Copy out only the lines running from the one that contains "Extract the structured" through the end of the listing. Pictures stay out.

━━━━━━━━━━

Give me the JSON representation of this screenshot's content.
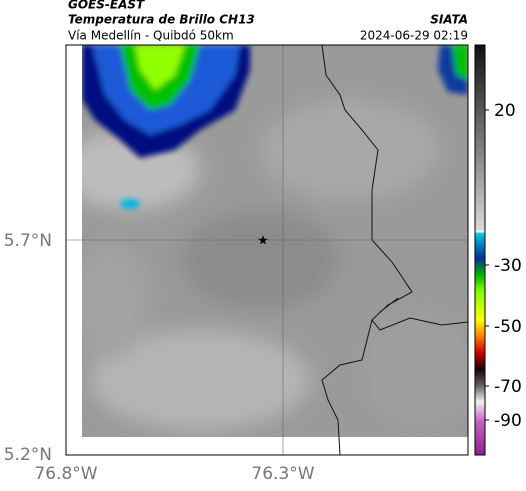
{
  "header": {
    "product": "GOES-EAST",
    "title": "Temperatura de Brillo CH13",
    "subtitle": "Vía Medellín - Quibdó 50km",
    "source": "SIATA",
    "datetime": "2024-06-29 02:19"
  },
  "map": {
    "lat_labels": [
      "5.7°N",
      "5.2°N"
    ],
    "lon_labels": [
      "76.8°W",
      "76.3°W"
    ]
  },
  "colorbar": {
    "ticks": [
      20,
      -30,
      -50,
      -70,
      -90
    ]
  }
}
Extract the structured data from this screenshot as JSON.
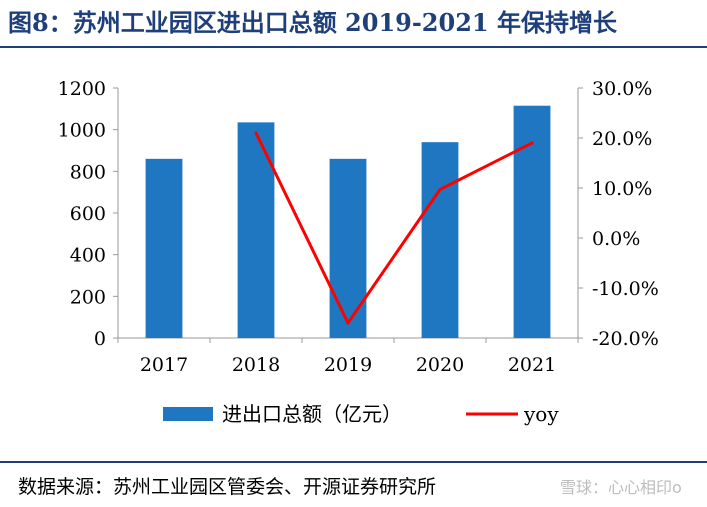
{
  "title": "图8：苏州工业园区进出口总额 2019-2021 年保持增长",
  "source": "数据来源：苏州工业园区管委会、开源证券研究所",
  "watermark": "雪球：心心相印o",
  "chart_data": {
    "type": "bar",
    "categories": [
      "2017",
      "2018",
      "2019",
      "2020",
      "2021"
    ],
    "series": [
      {
        "name": "进出口总额（亿元）",
        "type": "bar",
        "axis": "left",
        "color": "#1f77c2",
        "values": [
          860,
          1035,
          860,
          940,
          1115
        ]
      },
      {
        "name": "yoy",
        "type": "line",
        "axis": "right",
        "color": "#ff0000",
        "values": [
          null,
          21.0,
          -17.0,
          9.7,
          19.0
        ]
      }
    ],
    "ylim_left": [
      0,
      1200
    ],
    "yticks_left": [
      "0",
      "200",
      "400",
      "600",
      "800",
      "1000",
      "1200"
    ],
    "ylim_right": [
      -20,
      30
    ],
    "yticks_right": [
      "-20.0%",
      "-10.0%",
      "0.0%",
      "10.0%",
      "20.0%",
      "30.0%"
    ],
    "grid": false,
    "legend": "bottom"
  }
}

━━━━━━━━━━

**Output of the task**
Extract the structured data from this screenshot as JSON.
{
  "title": "图8：苏州工业园区进出口总额 2019-2021 年保持增长",
  "source": "数据来源：苏州工业园区管委会、开源证券研究所",
  "watermark": "雪球：心心相印o",
  "chart_data": {
    "type": "bar",
    "categories": [
      "2017",
      "2018",
      "2019",
      "2020",
      "2021"
    ],
    "series": [
      {
        "name": "进出口总额（亿元）",
        "type": "bar",
        "axis": "left",
        "color": "#1f77c2",
        "values": [
          860,
          1035,
          860,
          940,
          1115
        ]
      },
      {
        "name": "yoy",
        "type": "line",
        "axis": "right",
        "color": "#ff0000",
        "values": [
          null,
          21.0,
          -17.0,
          9.7,
          19.0
        ]
      }
    ],
    "ylim_left": [
      0,
      1200
    ],
    "yticks_left": [
      "0",
      "200",
      "400",
      "600",
      "800",
      "1000",
      "1200"
    ],
    "ylim_right": [
      -20,
      30
    ],
    "yticks_right": [
      "-20.0%",
      "-10.0%",
      "0.0%",
      "10.0%",
      "20.0%",
      "30.0%"
    ],
    "grid": false,
    "legend": "bottom"
  }
}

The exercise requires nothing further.